Short exercise: Pull out every line below containing the word "Serpentine".

- - -

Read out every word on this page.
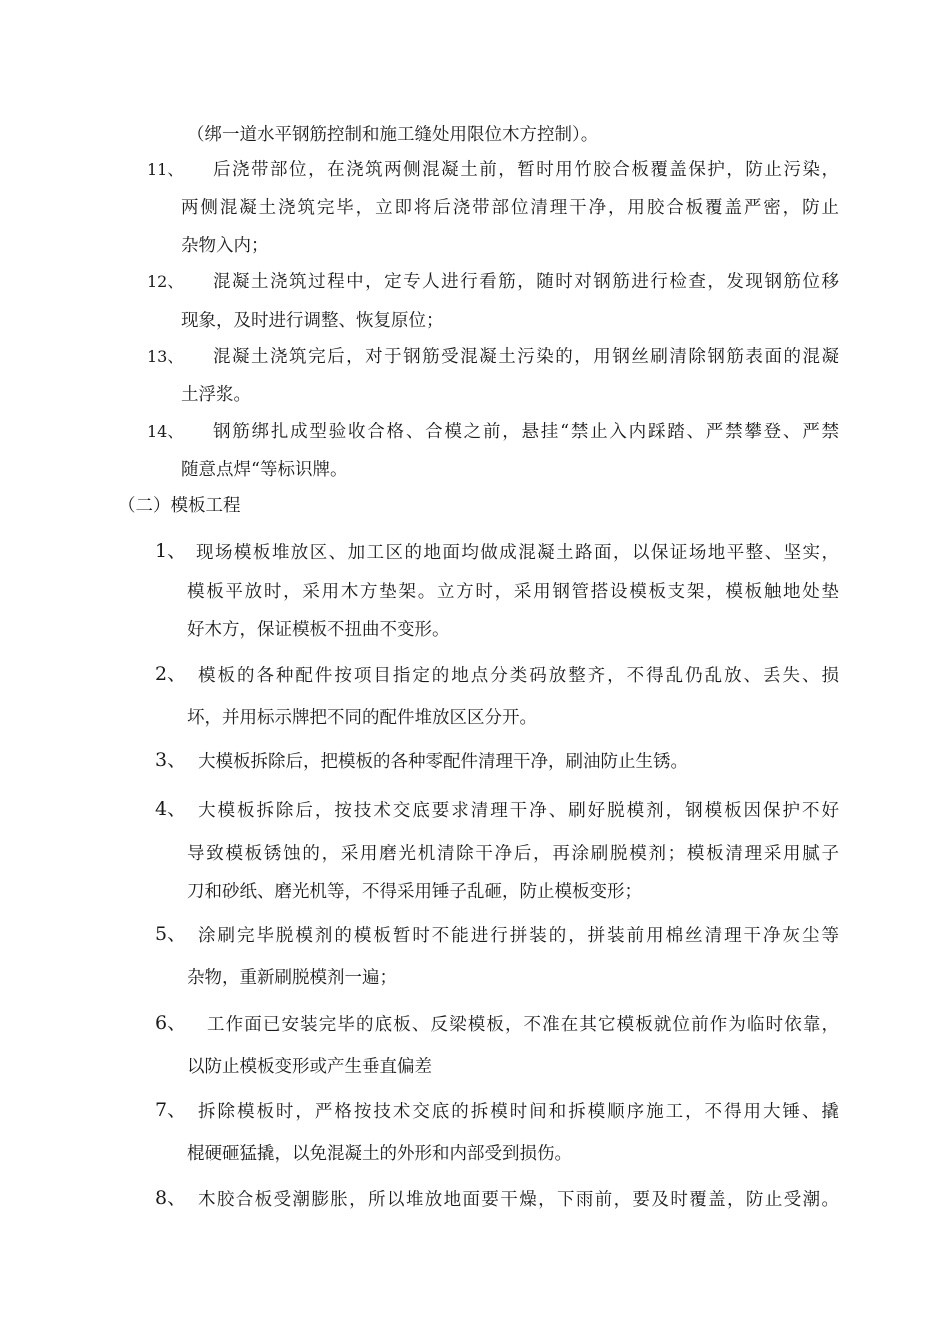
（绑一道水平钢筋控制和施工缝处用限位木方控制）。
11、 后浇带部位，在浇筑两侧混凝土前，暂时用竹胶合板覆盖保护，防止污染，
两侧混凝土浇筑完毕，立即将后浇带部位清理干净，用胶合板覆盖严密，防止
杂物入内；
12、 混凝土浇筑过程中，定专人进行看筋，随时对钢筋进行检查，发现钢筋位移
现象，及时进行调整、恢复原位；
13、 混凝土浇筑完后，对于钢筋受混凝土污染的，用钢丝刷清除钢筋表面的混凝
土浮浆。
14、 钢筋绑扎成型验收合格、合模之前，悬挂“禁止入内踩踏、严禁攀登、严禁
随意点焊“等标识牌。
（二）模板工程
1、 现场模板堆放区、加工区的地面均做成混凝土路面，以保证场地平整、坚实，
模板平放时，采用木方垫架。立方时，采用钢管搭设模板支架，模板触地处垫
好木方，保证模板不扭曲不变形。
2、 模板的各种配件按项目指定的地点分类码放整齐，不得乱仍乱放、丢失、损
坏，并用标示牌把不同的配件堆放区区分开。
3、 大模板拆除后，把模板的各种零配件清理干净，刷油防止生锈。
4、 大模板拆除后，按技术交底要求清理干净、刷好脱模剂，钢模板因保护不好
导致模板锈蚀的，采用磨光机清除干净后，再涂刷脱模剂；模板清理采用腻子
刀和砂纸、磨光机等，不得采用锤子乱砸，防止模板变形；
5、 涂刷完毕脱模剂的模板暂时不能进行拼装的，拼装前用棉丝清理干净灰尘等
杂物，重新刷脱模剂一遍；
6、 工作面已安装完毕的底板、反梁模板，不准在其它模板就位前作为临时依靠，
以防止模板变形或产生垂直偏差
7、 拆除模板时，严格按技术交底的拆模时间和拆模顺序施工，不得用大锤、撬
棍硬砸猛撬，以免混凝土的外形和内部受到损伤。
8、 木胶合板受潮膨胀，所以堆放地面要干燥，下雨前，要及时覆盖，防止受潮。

- - -

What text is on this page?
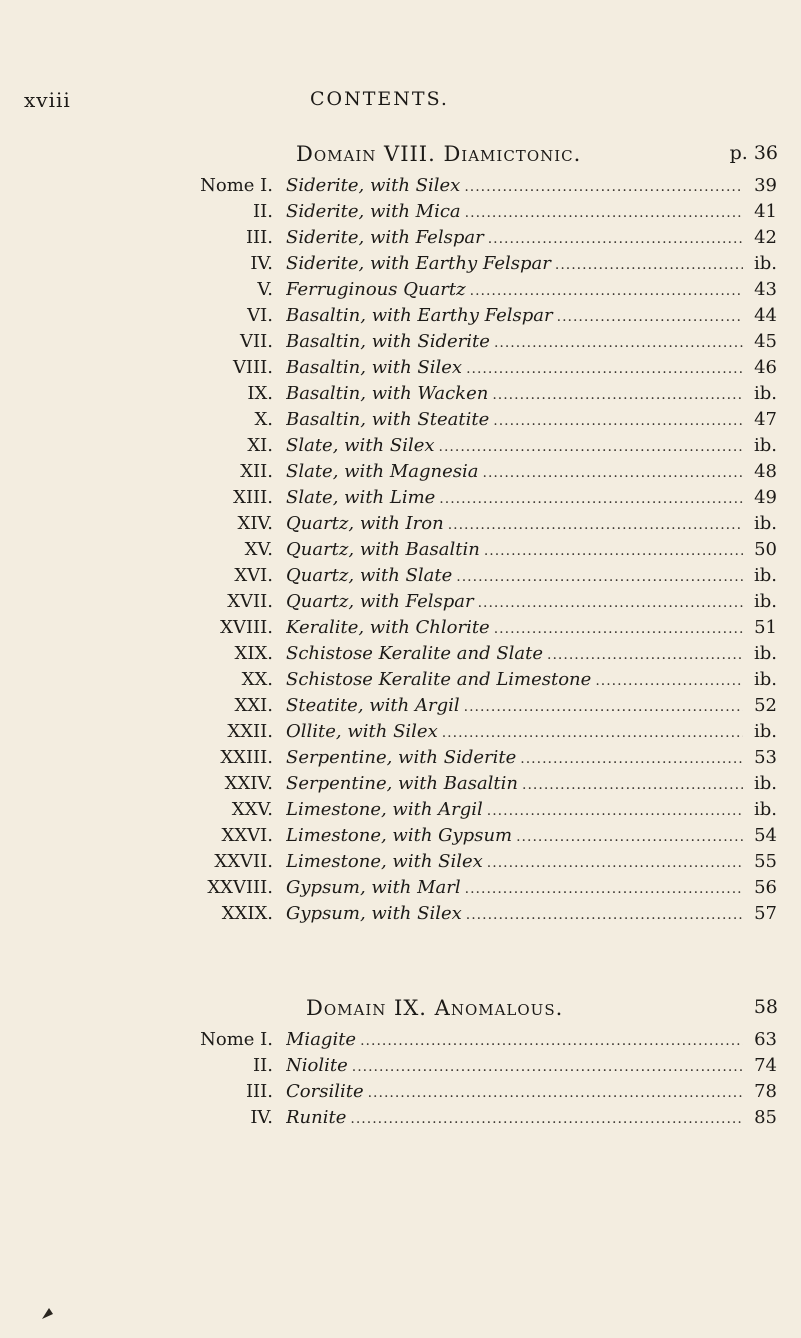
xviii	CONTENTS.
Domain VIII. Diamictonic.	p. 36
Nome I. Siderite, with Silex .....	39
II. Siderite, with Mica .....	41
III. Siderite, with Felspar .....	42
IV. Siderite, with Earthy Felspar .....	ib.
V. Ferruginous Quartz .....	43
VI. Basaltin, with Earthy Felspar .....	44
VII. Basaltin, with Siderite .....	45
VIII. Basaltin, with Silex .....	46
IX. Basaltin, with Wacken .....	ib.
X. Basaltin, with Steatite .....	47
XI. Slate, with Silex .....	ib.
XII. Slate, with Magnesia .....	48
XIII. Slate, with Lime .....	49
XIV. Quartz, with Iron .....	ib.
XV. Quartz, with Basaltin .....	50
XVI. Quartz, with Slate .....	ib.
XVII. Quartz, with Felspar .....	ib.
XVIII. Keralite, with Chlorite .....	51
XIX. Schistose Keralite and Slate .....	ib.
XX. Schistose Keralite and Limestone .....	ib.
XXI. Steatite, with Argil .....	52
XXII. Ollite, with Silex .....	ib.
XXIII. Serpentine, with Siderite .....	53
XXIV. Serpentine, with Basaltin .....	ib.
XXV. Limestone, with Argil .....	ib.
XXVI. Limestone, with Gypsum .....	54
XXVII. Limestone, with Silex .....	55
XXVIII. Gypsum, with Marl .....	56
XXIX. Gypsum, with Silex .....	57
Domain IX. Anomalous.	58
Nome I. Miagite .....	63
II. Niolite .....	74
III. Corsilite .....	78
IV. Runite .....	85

- - -

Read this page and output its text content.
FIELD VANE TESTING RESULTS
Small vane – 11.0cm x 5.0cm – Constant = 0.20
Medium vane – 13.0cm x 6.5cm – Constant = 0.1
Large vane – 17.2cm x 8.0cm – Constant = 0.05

- - -

Finished exercise:
XXIII. Serpentine, with Siderite .....	53
XXIV. Serpentine, with Basaltin .....	ib.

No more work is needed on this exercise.